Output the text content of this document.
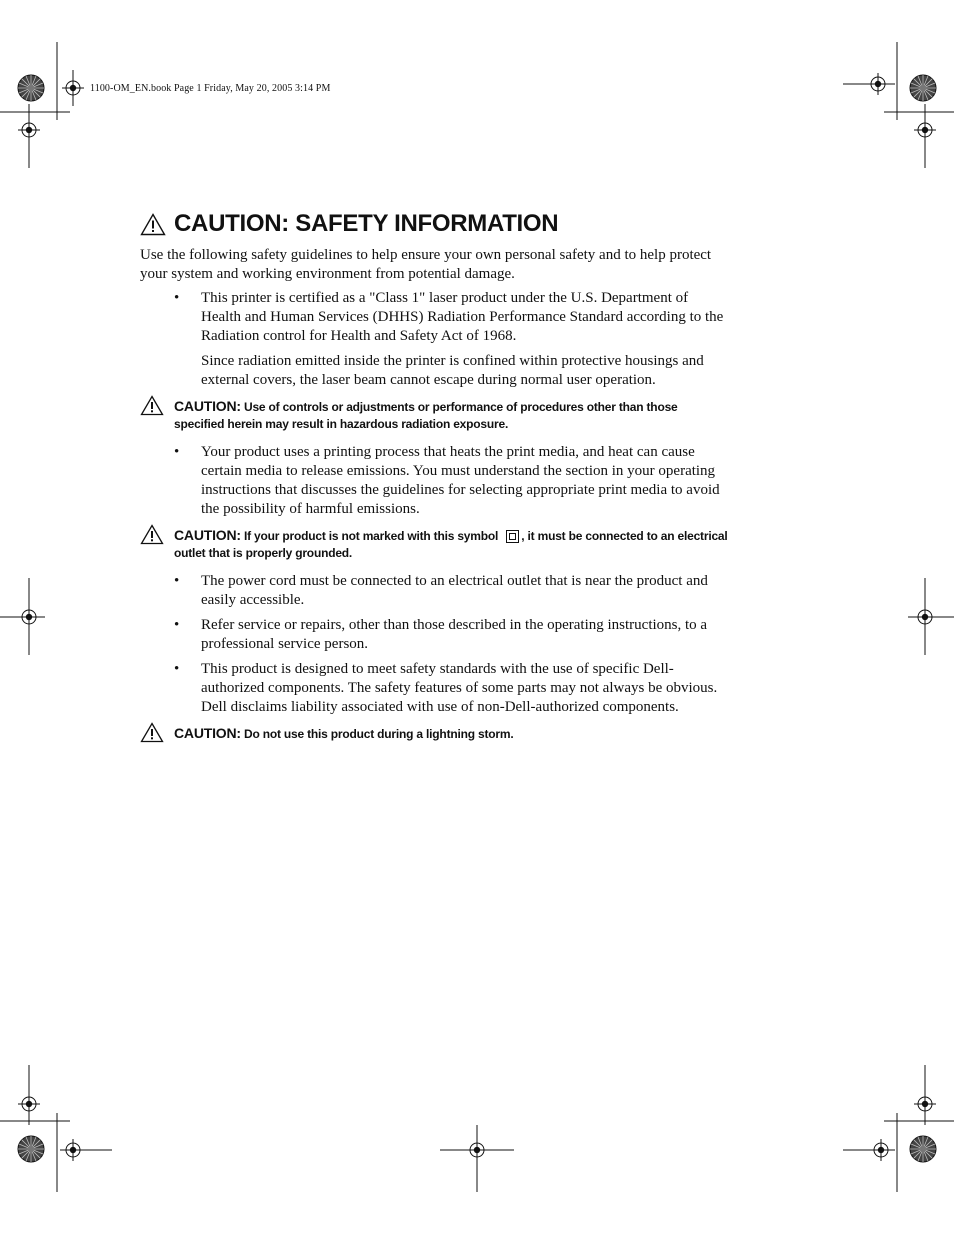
1100-OM_EN.book Page 1 Friday, May 20, 2005 3:14 PM
CAUTION: SAFETY INFORMATION

Use the following safety guidelines to help ensure your own personal safety and to help protect your system and working environment from potential damage.

• This printer is certified as a "Class 1" laser product under the U.S. Department of Health and Human Services (DHHS) Radiation Performance Standard according to the Radiation control for Health and Safety Act of 1968.

Since radiation emitted inside the printer is confined within protective housings and external covers, the laser beam cannot escape during normal user operation.

CAUTION: Use of controls or adjustments or performance of procedures other than those specified herein may result in hazardous radiation exposure.
• Your product uses a printing process that heats the print media, and heat can cause certain media to release emissions. You must understand the section in your operating instructions that discusses the guidelines for selecting appropriate print media to avoid the possibility of harmful emissions.

CAUTION: If your product is not marked with this symbol , it must be connected to an electrical outlet that is properly grounded.
• The power cord must be connected to an electrical outlet that is near the product and easily accessible.

• Refer service or repairs, other than those described in the operating instructions, to a professional service person.

• This product is designed to meet safety standards with the use of specific Dell-authorized components. The safety features of some parts may not always be obvious. Dell disclaims liability associated with use of non-Dell-authorized components.

CAUTION: Do not use this product during a lightning storm.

------------------------------------------------

The task =
From the data above, copy each line that holds "CAUTION".

Correct response =
CAUTION: SAFETY INFORMATION
CAUTION: Use of controls or adjustments or performance of procedures other than those specified herein may result in hazardous radiation exposure.
CAUTION: If your product is not marked with this symbol , it must be connected to an electrical outlet that is properly grounded.
CAUTION: Do not use this product during a lightning storm.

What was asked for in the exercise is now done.